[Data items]
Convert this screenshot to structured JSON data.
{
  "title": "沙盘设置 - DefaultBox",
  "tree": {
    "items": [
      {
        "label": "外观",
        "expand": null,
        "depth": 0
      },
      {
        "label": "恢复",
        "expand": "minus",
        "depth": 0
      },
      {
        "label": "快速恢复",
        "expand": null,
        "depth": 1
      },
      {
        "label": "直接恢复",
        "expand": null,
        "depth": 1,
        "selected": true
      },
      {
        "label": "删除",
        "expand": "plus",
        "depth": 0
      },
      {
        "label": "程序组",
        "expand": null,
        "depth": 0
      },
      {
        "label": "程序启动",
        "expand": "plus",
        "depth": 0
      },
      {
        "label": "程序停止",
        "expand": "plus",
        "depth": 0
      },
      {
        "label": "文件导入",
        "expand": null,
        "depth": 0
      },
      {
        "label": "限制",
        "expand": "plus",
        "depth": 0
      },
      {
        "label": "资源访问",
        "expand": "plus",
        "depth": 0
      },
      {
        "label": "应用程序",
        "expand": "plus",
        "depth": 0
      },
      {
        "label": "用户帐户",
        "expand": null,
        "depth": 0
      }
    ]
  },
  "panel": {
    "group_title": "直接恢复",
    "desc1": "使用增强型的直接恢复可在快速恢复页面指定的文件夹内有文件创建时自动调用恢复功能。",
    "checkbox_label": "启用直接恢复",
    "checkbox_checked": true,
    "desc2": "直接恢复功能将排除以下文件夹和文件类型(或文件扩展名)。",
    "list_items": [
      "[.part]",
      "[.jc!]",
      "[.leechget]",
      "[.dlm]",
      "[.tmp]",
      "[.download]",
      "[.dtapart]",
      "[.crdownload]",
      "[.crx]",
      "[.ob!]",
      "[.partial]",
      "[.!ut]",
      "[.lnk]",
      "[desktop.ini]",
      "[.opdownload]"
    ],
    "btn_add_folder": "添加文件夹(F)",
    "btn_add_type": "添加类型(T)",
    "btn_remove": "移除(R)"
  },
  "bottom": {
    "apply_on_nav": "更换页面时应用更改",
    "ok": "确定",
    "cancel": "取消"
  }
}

> **Challenge**: Using the records above, select and copy every line that has the word "true".

> **Response**:
        "selected": true
    "checkbox_checked": true,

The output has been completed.